» **Stated exercise**:
Return all entries precisely as they stand, without the images.

[Raw records]
•••••

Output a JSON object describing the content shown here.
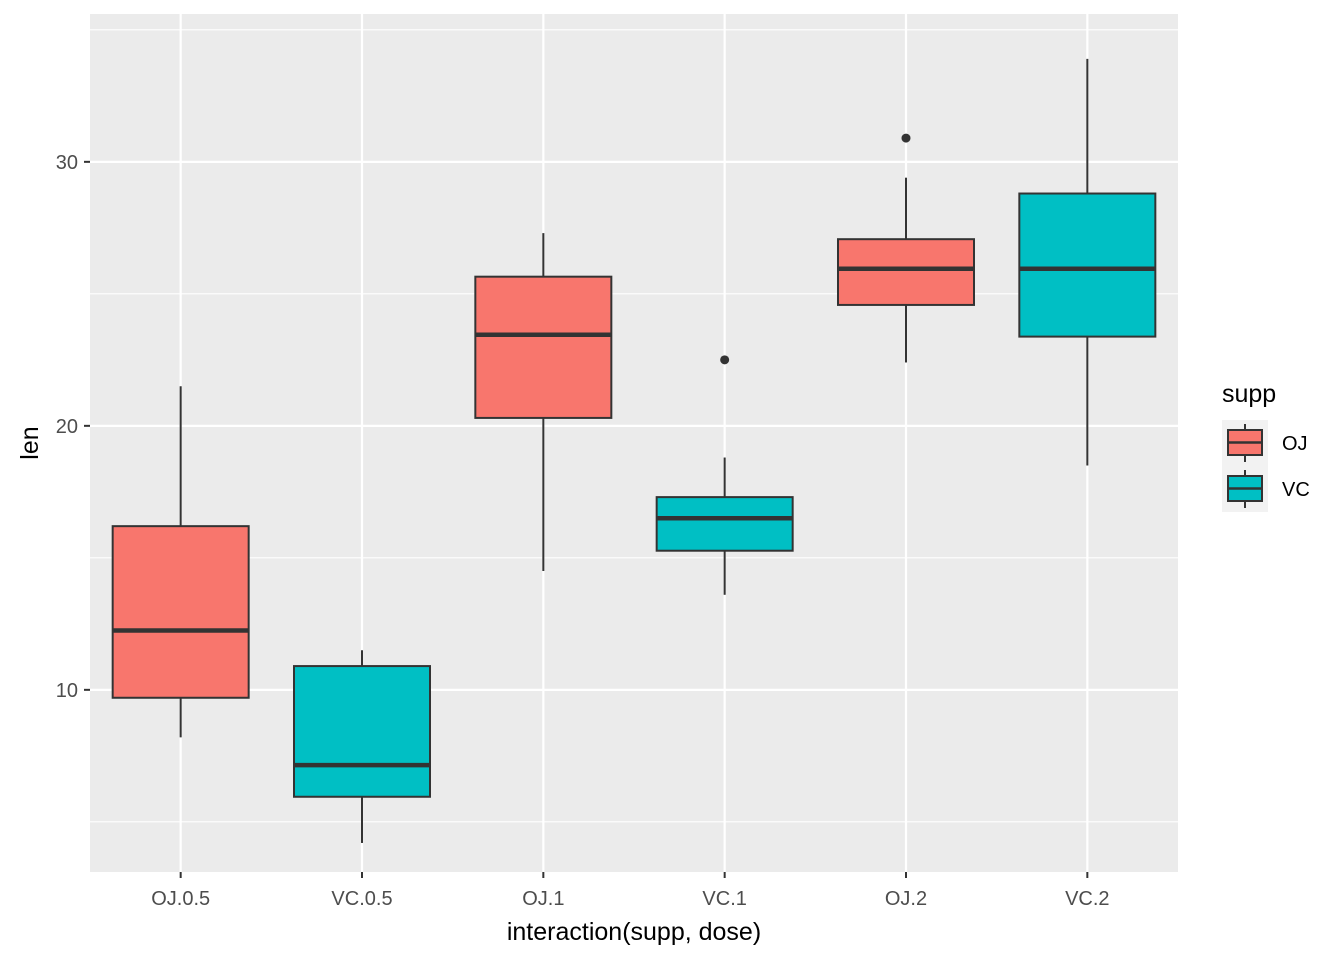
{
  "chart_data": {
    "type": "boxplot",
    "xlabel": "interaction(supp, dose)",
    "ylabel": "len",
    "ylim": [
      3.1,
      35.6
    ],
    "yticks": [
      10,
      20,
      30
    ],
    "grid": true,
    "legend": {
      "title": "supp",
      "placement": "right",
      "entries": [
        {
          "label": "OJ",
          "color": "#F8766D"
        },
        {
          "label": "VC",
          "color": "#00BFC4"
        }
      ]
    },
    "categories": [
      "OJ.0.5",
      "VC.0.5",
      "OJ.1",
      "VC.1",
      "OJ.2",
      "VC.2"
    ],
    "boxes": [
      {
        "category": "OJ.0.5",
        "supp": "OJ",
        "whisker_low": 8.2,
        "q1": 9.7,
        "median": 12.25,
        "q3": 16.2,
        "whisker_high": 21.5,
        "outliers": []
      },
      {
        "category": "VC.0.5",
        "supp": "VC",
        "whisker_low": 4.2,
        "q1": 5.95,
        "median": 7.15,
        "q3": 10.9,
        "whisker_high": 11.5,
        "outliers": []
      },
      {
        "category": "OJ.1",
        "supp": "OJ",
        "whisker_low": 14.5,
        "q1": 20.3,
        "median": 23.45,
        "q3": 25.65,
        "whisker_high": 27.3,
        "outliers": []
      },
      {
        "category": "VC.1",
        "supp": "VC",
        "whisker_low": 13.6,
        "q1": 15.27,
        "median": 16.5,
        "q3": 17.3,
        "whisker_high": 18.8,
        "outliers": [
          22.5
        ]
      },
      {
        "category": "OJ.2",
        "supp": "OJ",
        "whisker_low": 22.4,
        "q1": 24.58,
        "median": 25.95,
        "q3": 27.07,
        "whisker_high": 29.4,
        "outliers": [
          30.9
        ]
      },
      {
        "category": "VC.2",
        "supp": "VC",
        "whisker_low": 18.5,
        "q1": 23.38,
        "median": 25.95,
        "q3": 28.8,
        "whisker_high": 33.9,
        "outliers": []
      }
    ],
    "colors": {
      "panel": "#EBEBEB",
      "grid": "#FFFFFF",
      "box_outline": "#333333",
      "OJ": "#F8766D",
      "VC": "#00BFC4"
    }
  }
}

•••••

» **Task response**:
Output a JSON object describing the content shown here.
{
  "chart_data": {
    "type": "boxplot",
    "xlabel": "interaction(supp, dose)",
    "ylabel": "len",
    "ylim": [
      3.1,
      35.6
    ],
    "yticks": [
      10,
      20,
      30
    ],
    "grid": true,
    "legend": {
      "title": "supp",
      "placement": "right",
      "entries": [
        {
          "label": "OJ",
          "color": "#F8766D"
        },
        {
          "label": "VC",
          "color": "#00BFC4"
        }
      ]
    },
    "categories": [
      "OJ.0.5",
      "VC.0.5",
      "OJ.1",
      "VC.1",
      "OJ.2",
      "VC.2"
    ],
    "boxes": [
      {
        "category": "OJ.0.5",
        "supp": "OJ",
        "whisker_low": 8.2,
        "q1": 9.7,
        "median": 12.25,
        "q3": 16.2,
        "whisker_high": 21.5,
        "outliers": []
      },
      {
        "category": "VC.0.5",
        "supp": "VC",
        "whisker_low": 4.2,
        "q1": 5.95,
        "median": 7.15,
        "q3": 10.9,
        "whisker_high": 11.5,
        "outliers": []
      },
      {
        "category": "OJ.1",
        "supp": "OJ",
        "whisker_low": 14.5,
        "q1": 20.3,
        "median": 23.45,
        "q3": 25.65,
        "whisker_high": 27.3,
        "outliers": []
      },
      {
        "category": "VC.1",
        "supp": "VC",
        "whisker_low": 13.6,
        "q1": 15.27,
        "median": 16.5,
        "q3": 17.3,
        "whisker_high": 18.8,
        "outliers": [
          22.5
        ]
      },
      {
        "category": "OJ.2",
        "supp": "OJ",
        "whisker_low": 22.4,
        "q1": 24.58,
        "median": 25.95,
        "q3": 27.07,
        "whisker_high": 29.4,
        "outliers": [
          30.9
        ]
      },
      {
        "category": "VC.2",
        "supp": "VC",
        "whisker_low": 18.5,
        "q1": 23.38,
        "median": 25.95,
        "q3": 28.8,
        "whisker_high": 33.9,
        "outliers": []
      }
    ],
    "colors": {
      "panel": "#EBEBEB",
      "grid": "#FFFFFF",
      "box_outline": "#333333",
      "OJ": "#F8766D",
      "VC": "#00BFC4"
    }
  }
}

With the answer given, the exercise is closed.